#### INSTRUCTION
Transcribe everything in the passage on Mexican immigration from "Now, not all" down to "approximately 130 million.", word for word.

#### PROVIDED TEXT
Now, not all immigration from Mexico is from Mexicans. A relatively recent example of this would be Haiti, where Haitians fleeing their country’s current strife used the Mexican border to illegally enter the United States. Mexico serves a similar role as a launching pad for countries like Guatemala and Honduras. Which does not follow international protocol for claiming asylum. You are supposed to claim asylum in the first country you enter. So yes, this is true, Mexicans are not the sole problem at our southern border. But there’s still an awful lot of Mexicans immigrating to the States. Approximately 6.6 million Mexicans reside here illegally based on 2017 statistics. For perspective, Mexico is a country of approximately 130 million.

All countries have border security. All countries have an immigration policy. Anyone arguing otherwise or thinking the United States should be an exception is foolish. We do have immigration policies in place, unfortunately we’re not very good about enforcing them. But this topic isn’t about the crime that comes with illegal immigration, or the drugs, or human trafficking, or any of the problems you’ve heard on the news a thousand times. No, this is about how immigration, legal or illegal, hurts Mexico.

Mexico could be one of the greatest nations on Earth. It has agriculture, it has industry, it even has relatively low taxes. Mexico also has a $2.4 trillion economy, the 11th largest in the world. That’s nothing to sneeze at, but imagine if it were better? On paper, Mexico is a perfect country. The only thing stopping Mexico from being top-tier is corruption. Massive, massive corruption. Anyone who is only familiar with Mexico via their spring break alcohol binge knows nothing about the true state of Mexican life. Real income inequality, not the income inequality that champagne socialists complain about here. In Mexico, it isn’t uncommon to encounter someone who is literally living on dirt, whose neighbor has 500 armed security guards around their gated mansion and makes more money in one week than I will in my entire life.

#### INFORMATION SHOWN

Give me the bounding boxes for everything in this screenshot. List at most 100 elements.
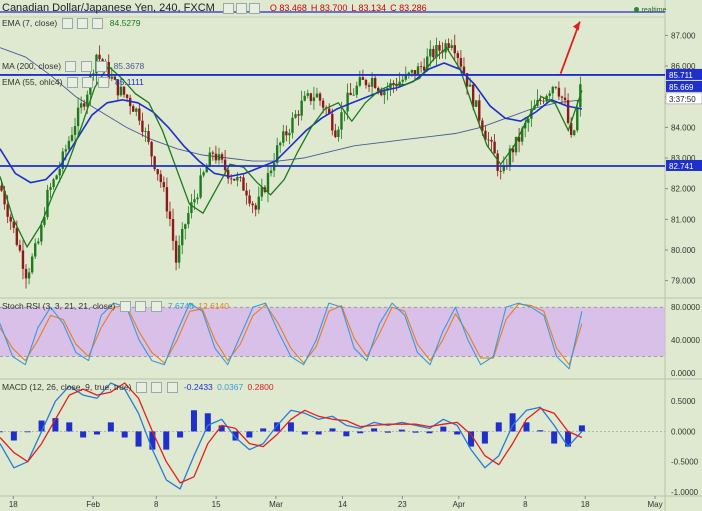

#### EXERCISE OUTPUT
Now, not all immigration from Mexico is from Mexicans. A relatively recent example of this would be Haiti, where Haitians fleeing their country’s current strife used the Mexican border to illegally enter the United States. Mexico serves a similar role as a launching pad for countries like Guatemala and Honduras. Which does not follow international protocol for claiming asylum. You are supposed to claim asylum in the first country you enter. So yes, this is true, Mexicans are not the sole problem at our southern border. But there’s still an awful lot of Mexicans immigrating to the States. Approximately 6.6 million Mexicans reside here illegally based on 2017 statistics. For perspective, Mexico is a country of approximately 130 million.